What you are asked to do.
Copy out the material below word for word, leaving out the pictures.

Data extract.
· · · · ·

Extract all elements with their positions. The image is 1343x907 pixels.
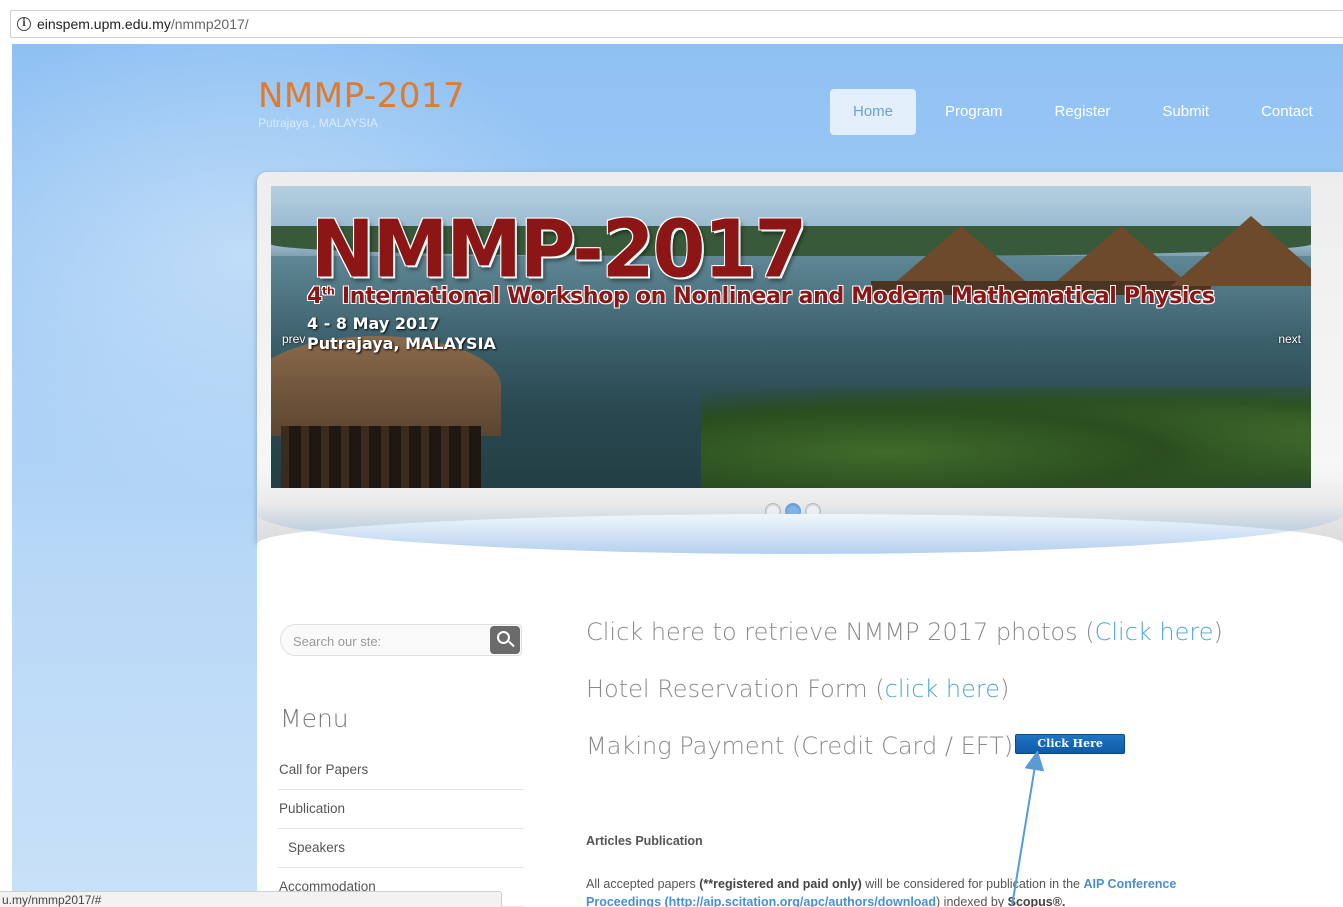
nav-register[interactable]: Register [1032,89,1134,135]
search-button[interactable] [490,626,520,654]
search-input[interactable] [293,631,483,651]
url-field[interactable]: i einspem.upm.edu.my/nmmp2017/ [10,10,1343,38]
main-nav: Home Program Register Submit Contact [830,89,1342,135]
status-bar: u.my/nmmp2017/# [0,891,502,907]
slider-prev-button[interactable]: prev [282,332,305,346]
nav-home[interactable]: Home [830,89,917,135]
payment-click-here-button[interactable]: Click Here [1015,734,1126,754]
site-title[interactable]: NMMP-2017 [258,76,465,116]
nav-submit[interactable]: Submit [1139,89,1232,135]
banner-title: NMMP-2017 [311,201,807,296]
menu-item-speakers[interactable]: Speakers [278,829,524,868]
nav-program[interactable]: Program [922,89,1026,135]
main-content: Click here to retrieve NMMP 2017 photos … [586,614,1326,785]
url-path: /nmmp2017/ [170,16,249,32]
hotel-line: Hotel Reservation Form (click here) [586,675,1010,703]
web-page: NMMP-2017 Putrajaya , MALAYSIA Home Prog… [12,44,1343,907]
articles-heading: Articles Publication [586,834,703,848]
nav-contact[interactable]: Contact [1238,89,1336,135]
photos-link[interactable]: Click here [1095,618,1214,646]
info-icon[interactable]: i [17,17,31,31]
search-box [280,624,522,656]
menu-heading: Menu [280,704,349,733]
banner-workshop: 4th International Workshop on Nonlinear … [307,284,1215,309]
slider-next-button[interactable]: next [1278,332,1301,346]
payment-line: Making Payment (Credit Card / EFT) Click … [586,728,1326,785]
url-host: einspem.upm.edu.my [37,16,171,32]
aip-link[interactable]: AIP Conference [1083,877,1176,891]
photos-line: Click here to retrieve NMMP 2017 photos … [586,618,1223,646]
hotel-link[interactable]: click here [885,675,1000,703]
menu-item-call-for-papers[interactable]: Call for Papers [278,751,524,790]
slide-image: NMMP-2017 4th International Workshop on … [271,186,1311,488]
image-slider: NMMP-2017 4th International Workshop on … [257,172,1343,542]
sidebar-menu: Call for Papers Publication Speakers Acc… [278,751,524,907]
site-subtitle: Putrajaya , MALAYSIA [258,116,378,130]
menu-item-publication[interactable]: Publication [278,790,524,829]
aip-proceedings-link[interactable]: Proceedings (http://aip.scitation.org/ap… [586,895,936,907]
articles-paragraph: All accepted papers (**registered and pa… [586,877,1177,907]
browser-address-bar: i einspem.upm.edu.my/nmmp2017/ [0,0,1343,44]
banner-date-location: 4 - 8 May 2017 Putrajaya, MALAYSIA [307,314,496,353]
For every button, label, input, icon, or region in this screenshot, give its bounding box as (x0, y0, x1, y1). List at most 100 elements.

· · · · ·

Completed exercise.
Extract all elements with their positions. The image is 1343x907 pixels.
nav-register[interactable]: Register [1032,89,1134,135]
search-button[interactable] [490,626,520,654]
search-input[interactable] [293,631,483,651]
url-field[interactable]: i einspem.upm.edu.my/nmmp2017/ [10,10,1343,38]
main-nav: Home Program Register Submit Contact [830,89,1342,135]
status-bar: u.my/nmmp2017/# [0,891,502,907]
slider-prev-button[interactable]: prev [282,332,305,346]
nav-home[interactable]: Home [830,89,917,135]
payment-click-here-button[interactable]: Click Here [1015,734,1126,754]
site-title[interactable]: NMMP-2017 [258,76,465,116]
nav-submit[interactable]: Submit [1139,89,1232,135]
banner-title: NMMP-2017 [311,201,807,296]
menu-item-speakers[interactable]: Speakers [278,829,524,868]
nav-program[interactable]: Program [922,89,1026,135]
main-content: Click here to retrieve NMMP 2017 photos … [586,614,1326,785]
url-path: /nmmp2017/ [170,16,249,32]
hotel-line: Hotel Reservation Form (click here) [586,675,1010,703]
web-page: NMMP-2017 Putrajaya , MALAYSIA Home Prog… [12,44,1343,907]
articles-heading: Articles Publication [586,834,703,848]
nav-contact[interactable]: Contact [1238,89,1336,135]
photos-link[interactable]: Click here [1095,618,1214,646]
info-icon[interactable]: i [17,17,31,31]
search-box [280,624,522,656]
menu-heading: Menu [280,704,349,733]
banner-workshop: 4th International Workshop on Nonlinear … [307,284,1215,309]
slider-next-button[interactable]: next [1278,332,1301,346]
payment-line: Making Payment (Credit Card / EFT) Click … [586,728,1326,785]
url-host: einspem.upm.edu.my [37,16,171,32]
aip-link[interactable]: AIP Conference [1083,877,1176,891]
photos-line: Click here to retrieve NMMP 2017 photos … [586,618,1223,646]
hotel-link[interactable]: click here [885,675,1000,703]
menu-item-call-for-papers[interactable]: Call for Papers [278,751,524,790]
slide-image: NMMP-2017 4th International Workshop on … [271,186,1311,488]
image-slider: NMMP-2017 4th International Workshop on … [257,172,1343,542]
sidebar-menu: Call for Papers Publication Speakers Acc… [278,751,524,907]
site-subtitle: Putrajaya , MALAYSIA [258,116,378,130]
menu-item-publication[interactable]: Publication [278,790,524,829]
aip-proceedings-link[interactable]: Proceedings (http://aip.scitation.org/ap… [586,895,936,907]
articles-paragraph: All accepted papers (**registered and pa… [586,877,1177,907]
browser-address-bar: i einspem.upm.edu.my/nmmp2017/ [0,0,1343,44]
banner-date-location: 4 - 8 May 2017 Putrajaya, MALAYSIA [307,314,496,353]
For every button, label, input, icon, or region in this screenshot, give its bounding box as (x0, y0, x1, y1). List at most 100 elements.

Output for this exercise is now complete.